-- WORK TO BE COMPLETED --
Print all the entries verbatim.

-- DATA TO USE --
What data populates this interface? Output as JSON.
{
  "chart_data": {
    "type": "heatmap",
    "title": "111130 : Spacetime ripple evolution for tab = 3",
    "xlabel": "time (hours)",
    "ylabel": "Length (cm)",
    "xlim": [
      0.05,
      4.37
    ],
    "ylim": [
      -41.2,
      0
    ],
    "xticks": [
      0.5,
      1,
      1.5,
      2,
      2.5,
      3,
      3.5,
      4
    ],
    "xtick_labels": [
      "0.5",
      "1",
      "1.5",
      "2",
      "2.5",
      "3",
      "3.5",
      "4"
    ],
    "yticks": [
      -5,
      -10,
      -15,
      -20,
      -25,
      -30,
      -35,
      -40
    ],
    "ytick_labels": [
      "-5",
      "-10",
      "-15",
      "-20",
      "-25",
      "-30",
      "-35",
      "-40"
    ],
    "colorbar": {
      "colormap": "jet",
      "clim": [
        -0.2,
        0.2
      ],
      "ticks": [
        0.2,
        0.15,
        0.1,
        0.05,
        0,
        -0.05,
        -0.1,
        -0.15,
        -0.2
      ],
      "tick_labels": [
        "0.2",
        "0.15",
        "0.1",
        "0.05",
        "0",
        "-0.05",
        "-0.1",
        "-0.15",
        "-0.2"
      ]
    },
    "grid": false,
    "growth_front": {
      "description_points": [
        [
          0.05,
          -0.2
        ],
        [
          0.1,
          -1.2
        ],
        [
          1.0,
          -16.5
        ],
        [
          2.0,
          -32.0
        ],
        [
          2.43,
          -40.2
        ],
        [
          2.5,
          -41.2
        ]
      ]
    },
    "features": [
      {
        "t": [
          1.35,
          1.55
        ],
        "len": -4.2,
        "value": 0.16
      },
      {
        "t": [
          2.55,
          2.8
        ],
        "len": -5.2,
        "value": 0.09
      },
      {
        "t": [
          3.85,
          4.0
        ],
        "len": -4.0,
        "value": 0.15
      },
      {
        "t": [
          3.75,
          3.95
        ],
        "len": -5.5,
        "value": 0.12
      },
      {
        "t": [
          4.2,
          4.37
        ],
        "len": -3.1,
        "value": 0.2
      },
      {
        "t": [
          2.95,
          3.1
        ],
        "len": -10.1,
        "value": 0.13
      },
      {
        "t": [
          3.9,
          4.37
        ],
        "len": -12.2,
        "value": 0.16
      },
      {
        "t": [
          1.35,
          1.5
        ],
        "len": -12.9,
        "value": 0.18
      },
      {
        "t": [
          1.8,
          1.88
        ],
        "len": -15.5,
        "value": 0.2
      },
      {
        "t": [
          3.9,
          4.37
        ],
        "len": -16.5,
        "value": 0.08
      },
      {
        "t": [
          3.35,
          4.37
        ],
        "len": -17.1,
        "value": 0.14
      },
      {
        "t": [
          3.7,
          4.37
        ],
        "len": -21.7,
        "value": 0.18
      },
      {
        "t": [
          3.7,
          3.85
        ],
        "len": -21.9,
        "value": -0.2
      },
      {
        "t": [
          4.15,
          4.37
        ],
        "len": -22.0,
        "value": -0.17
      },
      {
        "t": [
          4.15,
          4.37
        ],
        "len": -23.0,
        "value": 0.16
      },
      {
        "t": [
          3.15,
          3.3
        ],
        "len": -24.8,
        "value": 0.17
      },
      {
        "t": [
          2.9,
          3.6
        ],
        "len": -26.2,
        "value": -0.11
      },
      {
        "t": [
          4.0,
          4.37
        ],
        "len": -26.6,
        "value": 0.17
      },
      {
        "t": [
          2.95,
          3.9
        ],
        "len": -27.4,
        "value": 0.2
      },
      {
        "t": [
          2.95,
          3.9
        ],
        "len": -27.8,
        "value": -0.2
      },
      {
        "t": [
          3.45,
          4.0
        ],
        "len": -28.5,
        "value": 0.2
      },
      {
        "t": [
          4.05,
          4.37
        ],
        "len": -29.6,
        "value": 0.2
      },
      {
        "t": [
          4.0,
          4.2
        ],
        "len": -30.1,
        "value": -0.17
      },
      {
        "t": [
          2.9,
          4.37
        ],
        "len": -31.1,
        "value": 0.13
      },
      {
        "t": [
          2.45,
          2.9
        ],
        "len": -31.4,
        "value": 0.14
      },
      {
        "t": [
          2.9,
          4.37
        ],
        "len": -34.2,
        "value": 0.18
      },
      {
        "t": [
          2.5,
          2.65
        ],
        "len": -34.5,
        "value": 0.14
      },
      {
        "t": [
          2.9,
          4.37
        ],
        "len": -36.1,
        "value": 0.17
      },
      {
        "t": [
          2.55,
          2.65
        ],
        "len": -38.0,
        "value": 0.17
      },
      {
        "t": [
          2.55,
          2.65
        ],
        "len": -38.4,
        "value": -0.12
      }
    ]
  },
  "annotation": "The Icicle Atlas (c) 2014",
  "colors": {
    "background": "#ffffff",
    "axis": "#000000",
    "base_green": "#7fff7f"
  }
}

-- FINAL RESULT --
What data populates this interface? Output as JSON.
{
  "chart_data": {
    "type": "heatmap",
    "title": "111130 : Spacetime ripple evolution for tab = 3",
    "xlabel": "time (hours)",
    "ylabel": "Length (cm)",
    "xlim": [
      0.05,
      4.37
    ],
    "ylim": [
      -41.2,
      0
    ],
    "xticks": [
      0.5,
      1,
      1.5,
      2,
      2.5,
      3,
      3.5,
      4
    ],
    "xtick_labels": [
      "0.5",
      "1",
      "1.5",
      "2",
      "2.5",
      "3",
      "3.5",
      "4"
    ],
    "yticks": [
      -5,
      -10,
      -15,
      -20,
      -25,
      -30,
      -35,
      -40
    ],
    "ytick_labels": [
      "-5",
      "-10",
      "-15",
      "-20",
      "-25",
      "-30",
      "-35",
      "-40"
    ],
    "colorbar": {
      "colormap": "jet",
      "clim": [
        -0.2,
        0.2
      ],
      "ticks": [
        0.2,
        0.15,
        0.1,
        0.05,
        0,
        -0.05,
        -0.1,
        -0.15,
        -0.2
      ],
      "tick_labels": [
        "0.2",
        "0.15",
        "0.1",
        "0.05",
        "0",
        "-0.05",
        "-0.1",
        "-0.15",
        "-0.2"
      ]
    },
    "grid": false,
    "growth_front": {
      "description_points": [
        [
          0.05,
          -0.2
        ],
        [
          0.1,
          -1.2
        ],
        [
          1.0,
          -16.5
        ],
        [
          2.0,
          -32.0
        ],
        [
          2.43,
          -40.2
        ],
        [
          2.5,
          -41.2
        ]
      ]
    },
    "features": [
      {
        "t": [
          1.35,
          1.55
        ],
        "len": -4.2,
        "value": 0.16
      },
      {
        "t": [
          2.55,
          2.8
        ],
        "len": -5.2,
        "value": 0.09
      },
      {
        "t": [
          3.85,
          4.0
        ],
        "len": -4.0,
        "value": 0.15
      },
      {
        "t": [
          3.75,
          3.95
        ],
        "len": -5.5,
        "value": 0.12
      },
      {
        "t": [
          4.2,
          4.37
        ],
        "len": -3.1,
        "value": 0.2
      },
      {
        "t": [
          2.95,
          3.1
        ],
        "len": -10.1,
        "value": 0.13
      },
      {
        "t": [
          3.9,
          4.37
        ],
        "len": -12.2,
        "value": 0.16
      },
      {
        "t": [
          1.35,
          1.5
        ],
        "len": -12.9,
        "value": 0.18
      },
      {
        "t": [
          1.8,
          1.88
        ],
        "len": -15.5,
        "value": 0.2
      },
      {
        "t": [
          3.9,
          4.37
        ],
        "len": -16.5,
        "value": 0.08
      },
      {
        "t": [
          3.35,
          4.37
        ],
        "len": -17.1,
        "value": 0.14
      },
      {
        "t": [
          3.7,
          4.37
        ],
        "len": -21.7,
        "value": 0.18
      },
      {
        "t": [
          3.7,
          3.85
        ],
        "len": -21.9,
        "value": -0.2
      },
      {
        "t": [
          4.15,
          4.37
        ],
        "len": -22.0,
        "value": -0.17
      },
      {
        "t": [
          4.15,
          4.37
        ],
        "len": -23.0,
        "value": 0.16
      },
      {
        "t": [
          3.15,
          3.3
        ],
        "len": -24.8,
        "value": 0.17
      },
      {
        "t": [
          2.9,
          3.6
        ],
        "len": -26.2,
        "value": -0.11
      },
      {
        "t": [
          4.0,
          4.37
        ],
        "len": -26.6,
        "value": 0.17
      },
      {
        "t": [
          2.95,
          3.9
        ],
        "len": -27.4,
        "value": 0.2
      },
      {
        "t": [
          2.95,
          3.9
        ],
        "len": -27.8,
        "value": -0.2
      },
      {
        "t": [
          3.45,
          4.0
        ],
        "len": -28.5,
        "value": 0.2
      },
      {
        "t": [
          4.05,
          4.37
        ],
        "len": -29.6,
        "value": 0.2
      },
      {
        "t": [
          4.0,
          4.2
        ],
        "len": -30.1,
        "value": -0.17
      },
      {
        "t": [
          2.9,
          4.37
        ],
        "len": -31.1,
        "value": 0.13
      },
      {
        "t": [
          2.45,
          2.9
        ],
        "len": -31.4,
        "value": 0.14
      },
      {
        "t": [
          2.9,
          4.37
        ],
        "len": -34.2,
        "value": 0.18
      },
      {
        "t": [
          2.5,
          2.65
        ],
        "len": -34.5,
        "value": 0.14
      },
      {
        "t": [
          2.9,
          4.37
        ],
        "len": -36.1,
        "value": 0.17
      },
      {
        "t": [
          2.55,
          2.65
        ],
        "len": -38.0,
        "value": 0.17
      },
      {
        "t": [
          2.55,
          2.65
        ],
        "len": -38.4,
        "value": -0.12
      }
    ]
  },
  "annotation": "The Icicle Atlas (c) 2014",
  "colors": {
    "background": "#ffffff",
    "axis": "#000000",
    "base_green": "#7fff7f"
  }
}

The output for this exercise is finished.